(TO BE DONE): In your copy, repeat the records exactly and leave out the pictures.

(Lines of data):
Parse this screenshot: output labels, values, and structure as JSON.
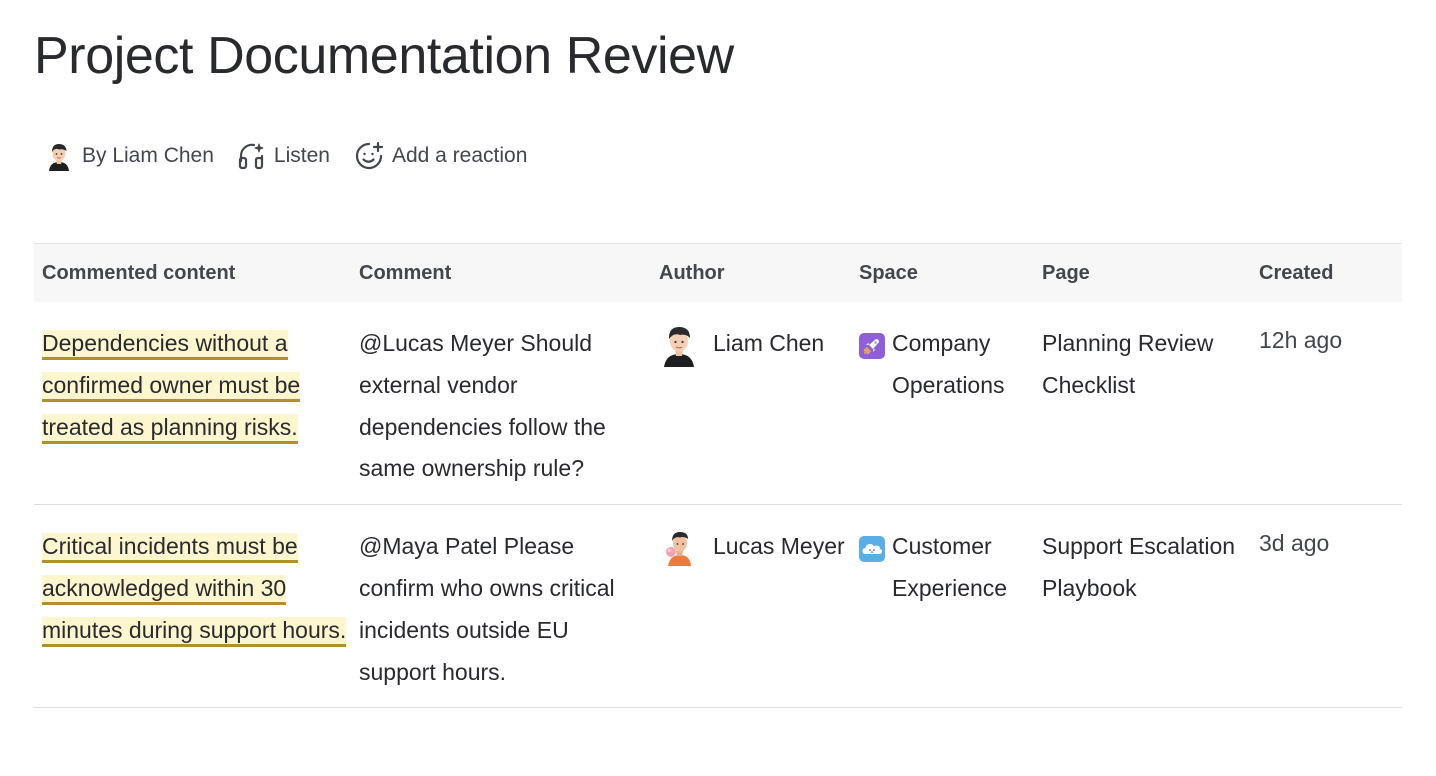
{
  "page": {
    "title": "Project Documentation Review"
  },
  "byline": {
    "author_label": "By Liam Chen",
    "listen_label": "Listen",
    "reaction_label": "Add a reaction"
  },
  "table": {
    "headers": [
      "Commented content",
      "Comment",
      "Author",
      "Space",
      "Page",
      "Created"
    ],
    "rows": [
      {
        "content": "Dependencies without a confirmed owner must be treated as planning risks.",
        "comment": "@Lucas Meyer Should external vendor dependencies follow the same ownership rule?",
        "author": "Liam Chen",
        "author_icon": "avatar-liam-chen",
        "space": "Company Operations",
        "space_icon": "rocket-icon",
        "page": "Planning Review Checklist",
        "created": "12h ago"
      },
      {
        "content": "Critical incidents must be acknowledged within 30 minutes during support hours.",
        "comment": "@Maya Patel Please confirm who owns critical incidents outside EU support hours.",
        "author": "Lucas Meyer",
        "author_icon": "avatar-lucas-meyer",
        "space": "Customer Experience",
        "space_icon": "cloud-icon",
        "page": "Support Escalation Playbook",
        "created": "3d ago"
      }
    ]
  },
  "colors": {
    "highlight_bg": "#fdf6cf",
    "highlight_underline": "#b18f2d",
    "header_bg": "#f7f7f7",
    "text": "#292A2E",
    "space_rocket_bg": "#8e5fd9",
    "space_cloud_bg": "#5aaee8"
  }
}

(RESULT BELOW):
Parse this screenshot: output labels, values, and structure as JSON.
{
  "page": {
    "title": "Project Documentation Review"
  },
  "byline": {
    "author_label": "By Liam Chen",
    "listen_label": "Listen",
    "reaction_label": "Add a reaction"
  },
  "table": {
    "headers": [
      "Commented content",
      "Comment",
      "Author",
      "Space",
      "Page",
      "Created"
    ],
    "rows": [
      {
        "content": "Dependencies without a confirmed owner must be treated as planning risks.",
        "comment": "@Lucas Meyer Should external vendor dependencies follow the same ownership rule?",
        "author": "Liam Chen",
        "author_icon": "avatar-liam-chen",
        "space": "Company Operations",
        "space_icon": "rocket-icon",
        "page": "Planning Review Checklist",
        "created": "12h ago"
      },
      {
        "content": "Critical incidents must be acknowledged within 30 minutes during support hours.",
        "comment": "@Maya Patel Please confirm who owns critical incidents outside EU support hours.",
        "author": "Lucas Meyer",
        "author_icon": "avatar-lucas-meyer",
        "space": "Customer Experience",
        "space_icon": "cloud-icon",
        "page": "Support Escalation Playbook",
        "created": "3d ago"
      }
    ]
  },
  "colors": {
    "highlight_bg": "#fdf6cf",
    "highlight_underline": "#b18f2d",
    "header_bg": "#f7f7f7",
    "text": "#292A2E",
    "space_rocket_bg": "#8e5fd9",
    "space_cloud_bg": "#5aaee8"
  }
}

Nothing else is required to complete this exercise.